→ Task directions
Collect all the lines that mention the word "Import".

##### Source records

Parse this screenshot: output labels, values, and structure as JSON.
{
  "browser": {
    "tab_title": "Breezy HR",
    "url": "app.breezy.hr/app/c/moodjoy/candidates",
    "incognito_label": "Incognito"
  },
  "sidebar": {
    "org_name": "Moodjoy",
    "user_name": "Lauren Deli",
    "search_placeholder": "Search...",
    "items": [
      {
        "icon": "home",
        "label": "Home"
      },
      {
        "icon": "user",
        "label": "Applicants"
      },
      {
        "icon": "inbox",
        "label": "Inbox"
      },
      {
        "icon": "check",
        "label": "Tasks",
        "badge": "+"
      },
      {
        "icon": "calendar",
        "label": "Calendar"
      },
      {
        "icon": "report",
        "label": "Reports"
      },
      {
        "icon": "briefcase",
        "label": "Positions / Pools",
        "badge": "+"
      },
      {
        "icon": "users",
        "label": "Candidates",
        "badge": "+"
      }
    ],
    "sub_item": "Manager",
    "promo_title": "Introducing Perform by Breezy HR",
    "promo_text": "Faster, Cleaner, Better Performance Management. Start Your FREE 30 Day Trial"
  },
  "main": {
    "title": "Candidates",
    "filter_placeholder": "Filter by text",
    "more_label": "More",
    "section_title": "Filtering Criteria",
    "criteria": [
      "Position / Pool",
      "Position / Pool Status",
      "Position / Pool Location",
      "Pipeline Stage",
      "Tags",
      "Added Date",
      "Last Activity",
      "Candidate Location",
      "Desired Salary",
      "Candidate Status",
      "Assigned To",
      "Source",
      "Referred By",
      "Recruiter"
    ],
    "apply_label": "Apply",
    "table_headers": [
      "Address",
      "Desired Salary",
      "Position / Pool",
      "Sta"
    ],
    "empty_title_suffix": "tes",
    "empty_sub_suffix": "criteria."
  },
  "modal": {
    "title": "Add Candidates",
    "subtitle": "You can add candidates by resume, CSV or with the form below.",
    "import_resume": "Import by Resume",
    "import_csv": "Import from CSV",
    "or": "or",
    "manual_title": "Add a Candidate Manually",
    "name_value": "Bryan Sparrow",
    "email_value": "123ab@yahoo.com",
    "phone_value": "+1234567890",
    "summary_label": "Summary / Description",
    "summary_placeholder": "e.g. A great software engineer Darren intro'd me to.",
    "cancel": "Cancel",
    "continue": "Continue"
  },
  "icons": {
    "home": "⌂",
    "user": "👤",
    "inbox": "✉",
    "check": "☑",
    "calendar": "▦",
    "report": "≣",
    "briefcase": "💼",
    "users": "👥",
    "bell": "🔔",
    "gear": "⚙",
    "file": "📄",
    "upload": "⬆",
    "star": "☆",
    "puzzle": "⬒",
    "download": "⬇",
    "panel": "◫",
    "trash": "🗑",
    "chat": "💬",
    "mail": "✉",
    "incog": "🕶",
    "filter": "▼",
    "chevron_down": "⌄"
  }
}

##########
##### Source records

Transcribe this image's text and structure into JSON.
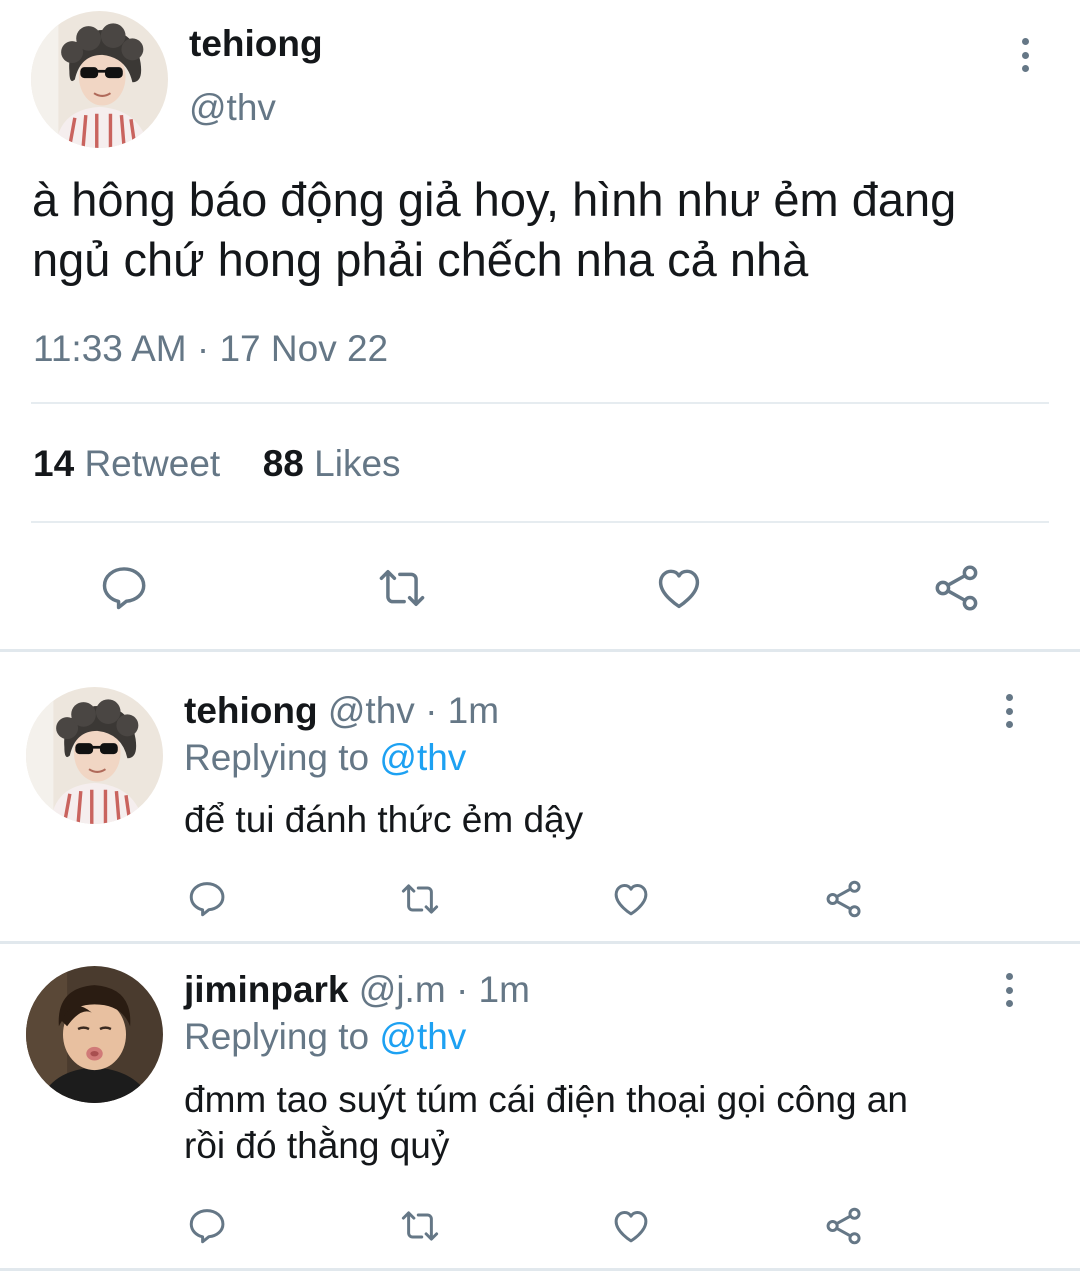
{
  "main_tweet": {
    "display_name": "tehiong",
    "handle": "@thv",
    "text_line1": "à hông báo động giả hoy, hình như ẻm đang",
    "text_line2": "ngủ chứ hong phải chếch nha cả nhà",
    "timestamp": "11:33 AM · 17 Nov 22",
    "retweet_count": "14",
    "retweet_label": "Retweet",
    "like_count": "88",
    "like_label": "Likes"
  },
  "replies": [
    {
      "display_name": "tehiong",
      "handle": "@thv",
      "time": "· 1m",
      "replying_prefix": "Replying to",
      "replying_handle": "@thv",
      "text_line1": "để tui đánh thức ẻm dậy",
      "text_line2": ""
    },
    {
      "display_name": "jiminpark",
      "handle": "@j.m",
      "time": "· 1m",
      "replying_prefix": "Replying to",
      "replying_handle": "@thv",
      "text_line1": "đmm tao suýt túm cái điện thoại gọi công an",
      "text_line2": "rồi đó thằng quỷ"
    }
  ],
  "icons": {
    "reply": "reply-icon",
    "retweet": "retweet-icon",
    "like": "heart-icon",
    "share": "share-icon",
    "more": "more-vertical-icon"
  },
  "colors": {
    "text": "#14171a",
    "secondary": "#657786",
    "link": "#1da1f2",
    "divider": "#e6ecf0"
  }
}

##########

→ Task solution
    "import_resume": "Import by Resume",
    "import_csv": "Import from CSV",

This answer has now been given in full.